## Records shown
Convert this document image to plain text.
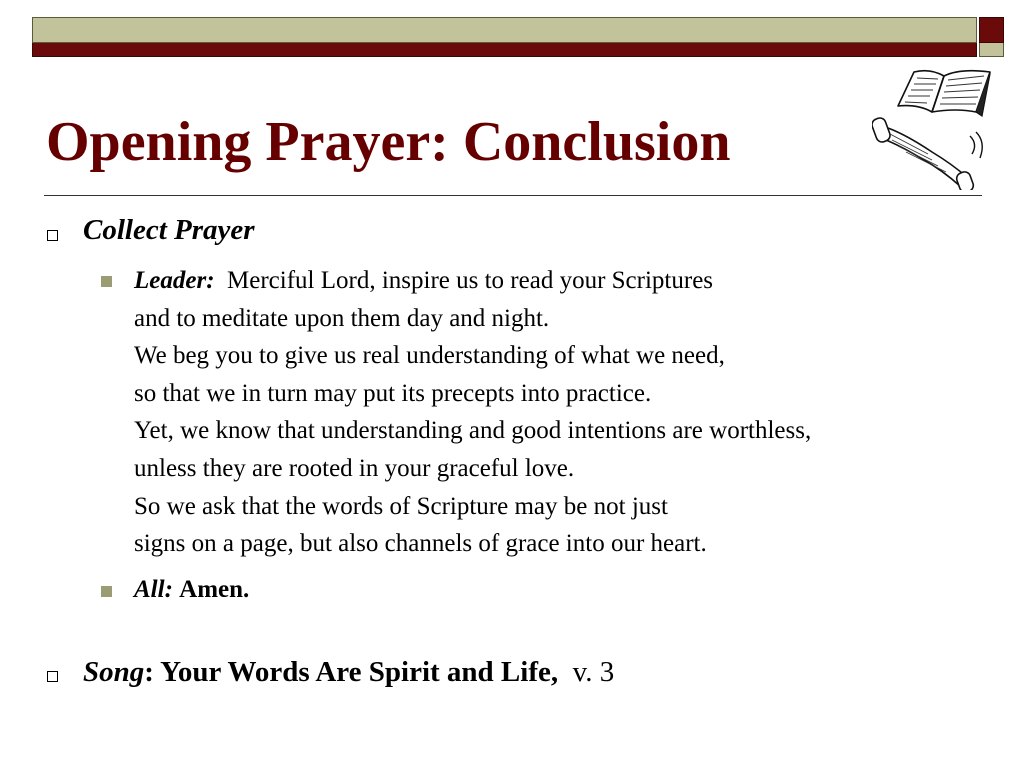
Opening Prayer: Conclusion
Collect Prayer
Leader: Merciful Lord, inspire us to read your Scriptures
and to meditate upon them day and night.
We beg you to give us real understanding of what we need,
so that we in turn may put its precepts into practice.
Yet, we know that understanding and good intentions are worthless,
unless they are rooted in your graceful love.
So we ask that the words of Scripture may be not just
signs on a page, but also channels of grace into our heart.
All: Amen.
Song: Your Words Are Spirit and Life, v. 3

...

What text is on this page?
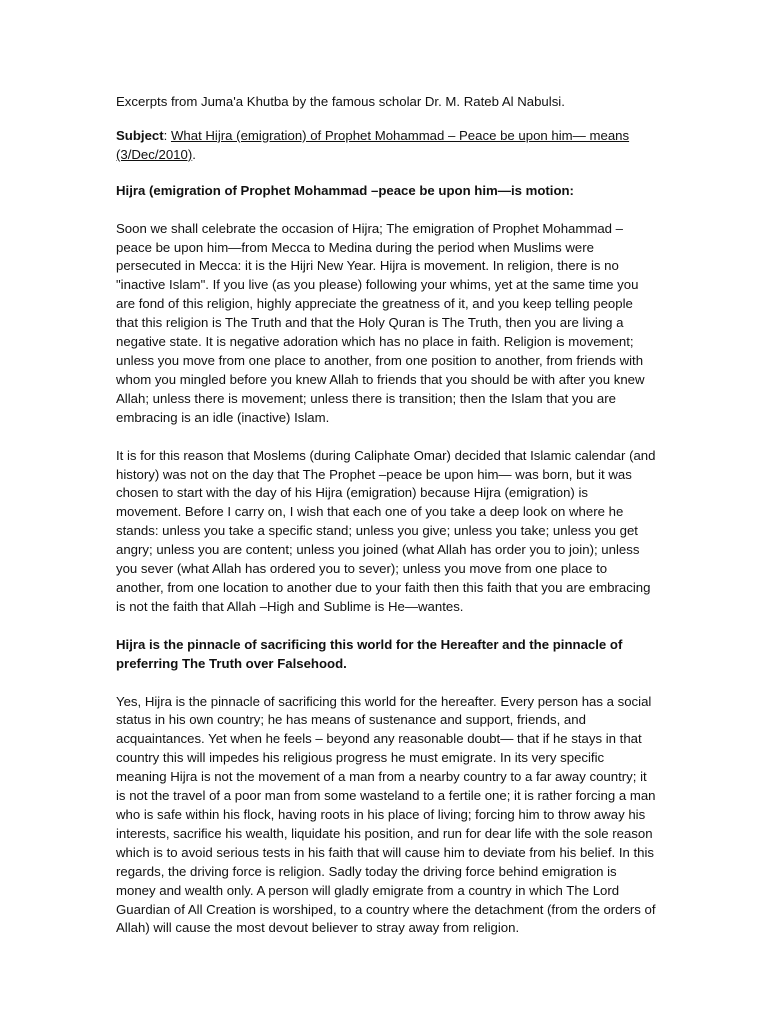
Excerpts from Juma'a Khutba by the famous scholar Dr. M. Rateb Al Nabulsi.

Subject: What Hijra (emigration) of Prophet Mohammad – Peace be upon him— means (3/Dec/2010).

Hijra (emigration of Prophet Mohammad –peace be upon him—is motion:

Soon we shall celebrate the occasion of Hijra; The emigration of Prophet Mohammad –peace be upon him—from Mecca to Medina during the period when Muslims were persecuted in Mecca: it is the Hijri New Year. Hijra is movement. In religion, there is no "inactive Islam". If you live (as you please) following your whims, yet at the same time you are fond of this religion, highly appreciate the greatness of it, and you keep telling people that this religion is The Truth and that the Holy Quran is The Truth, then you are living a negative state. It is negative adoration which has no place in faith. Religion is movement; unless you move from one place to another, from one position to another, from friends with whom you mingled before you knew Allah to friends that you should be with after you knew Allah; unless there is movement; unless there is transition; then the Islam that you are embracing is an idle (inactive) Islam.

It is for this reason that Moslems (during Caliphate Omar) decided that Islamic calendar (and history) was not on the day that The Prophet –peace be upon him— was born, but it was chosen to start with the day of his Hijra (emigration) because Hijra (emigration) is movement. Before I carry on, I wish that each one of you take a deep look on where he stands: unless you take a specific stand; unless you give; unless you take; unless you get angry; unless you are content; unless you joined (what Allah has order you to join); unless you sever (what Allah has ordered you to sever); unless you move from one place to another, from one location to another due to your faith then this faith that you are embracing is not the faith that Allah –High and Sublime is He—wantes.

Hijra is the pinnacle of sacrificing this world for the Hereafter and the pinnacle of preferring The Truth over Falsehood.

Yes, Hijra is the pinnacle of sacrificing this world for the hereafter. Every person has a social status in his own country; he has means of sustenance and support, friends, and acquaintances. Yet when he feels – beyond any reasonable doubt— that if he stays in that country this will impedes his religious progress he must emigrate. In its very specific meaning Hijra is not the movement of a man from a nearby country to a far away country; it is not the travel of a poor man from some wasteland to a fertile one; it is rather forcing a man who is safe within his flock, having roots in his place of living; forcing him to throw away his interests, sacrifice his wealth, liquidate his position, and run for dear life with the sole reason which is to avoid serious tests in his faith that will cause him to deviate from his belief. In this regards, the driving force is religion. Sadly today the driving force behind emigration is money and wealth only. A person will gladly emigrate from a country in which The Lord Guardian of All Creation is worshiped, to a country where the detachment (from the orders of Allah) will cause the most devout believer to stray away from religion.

==

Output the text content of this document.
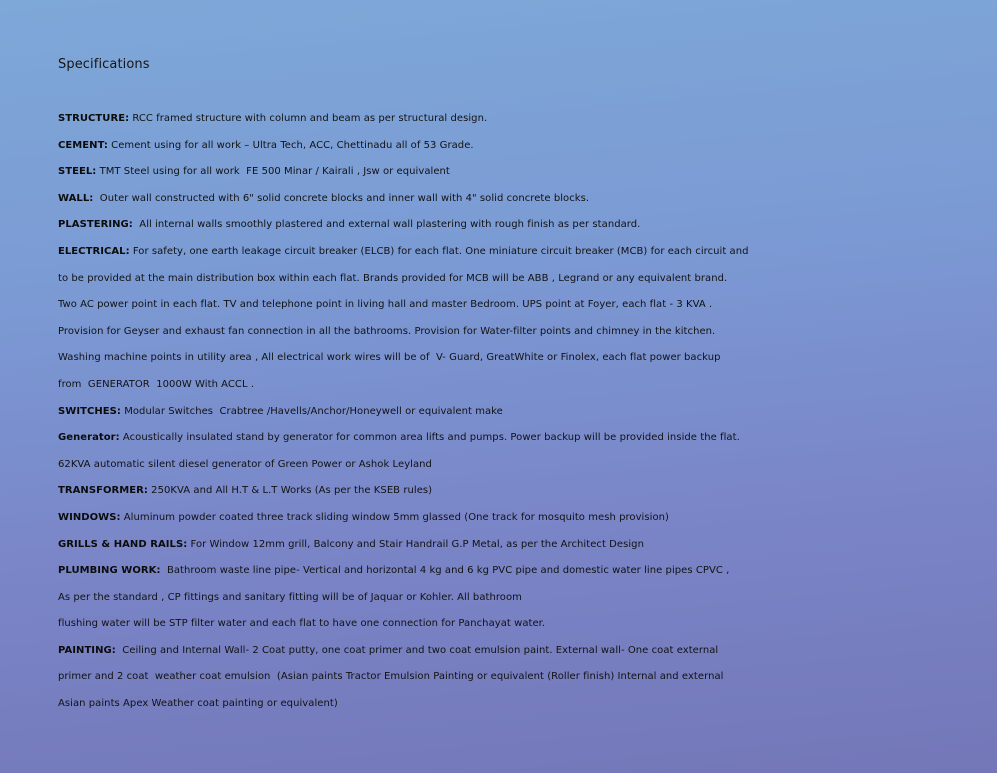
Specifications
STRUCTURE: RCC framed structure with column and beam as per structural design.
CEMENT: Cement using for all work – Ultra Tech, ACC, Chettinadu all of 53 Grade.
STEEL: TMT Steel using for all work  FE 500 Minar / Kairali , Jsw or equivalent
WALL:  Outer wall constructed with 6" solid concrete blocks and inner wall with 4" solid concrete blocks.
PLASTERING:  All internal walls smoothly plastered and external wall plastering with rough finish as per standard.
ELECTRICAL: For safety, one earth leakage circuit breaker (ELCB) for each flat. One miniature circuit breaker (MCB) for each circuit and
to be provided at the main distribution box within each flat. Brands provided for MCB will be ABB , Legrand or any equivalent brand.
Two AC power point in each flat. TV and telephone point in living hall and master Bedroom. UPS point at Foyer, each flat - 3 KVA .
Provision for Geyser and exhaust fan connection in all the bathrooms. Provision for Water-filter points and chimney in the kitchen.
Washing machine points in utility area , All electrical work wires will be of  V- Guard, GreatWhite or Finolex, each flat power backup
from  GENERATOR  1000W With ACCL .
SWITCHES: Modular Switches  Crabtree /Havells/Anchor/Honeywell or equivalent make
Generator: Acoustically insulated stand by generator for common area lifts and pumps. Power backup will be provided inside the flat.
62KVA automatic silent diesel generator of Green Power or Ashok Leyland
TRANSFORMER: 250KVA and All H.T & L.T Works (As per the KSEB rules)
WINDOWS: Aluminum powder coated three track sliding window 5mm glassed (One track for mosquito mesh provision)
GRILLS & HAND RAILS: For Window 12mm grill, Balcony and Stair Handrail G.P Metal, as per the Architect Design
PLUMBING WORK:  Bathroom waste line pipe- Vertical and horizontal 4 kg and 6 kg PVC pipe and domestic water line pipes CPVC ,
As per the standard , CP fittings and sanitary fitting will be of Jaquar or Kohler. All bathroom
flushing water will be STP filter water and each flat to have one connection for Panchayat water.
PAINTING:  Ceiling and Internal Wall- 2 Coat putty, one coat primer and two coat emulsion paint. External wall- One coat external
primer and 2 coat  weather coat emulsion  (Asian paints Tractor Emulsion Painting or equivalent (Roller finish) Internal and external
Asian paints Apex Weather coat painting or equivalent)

## Written exercise
Using the listing above, list every line in which the string "external" occurs.

## Answer for the task
PLASTERING:  All internal walls smoothly plastered and external wall plastering with rough finish as per standard.
PAINTING:  Ceiling and Internal Wall- 2 Coat putty, one coat primer and two coat emulsion paint. External wall- One coat external
primer and 2 coat  weather coat emulsion  (Asian paints Tractor Emulsion Painting or equivalent (Roller finish) Internal and external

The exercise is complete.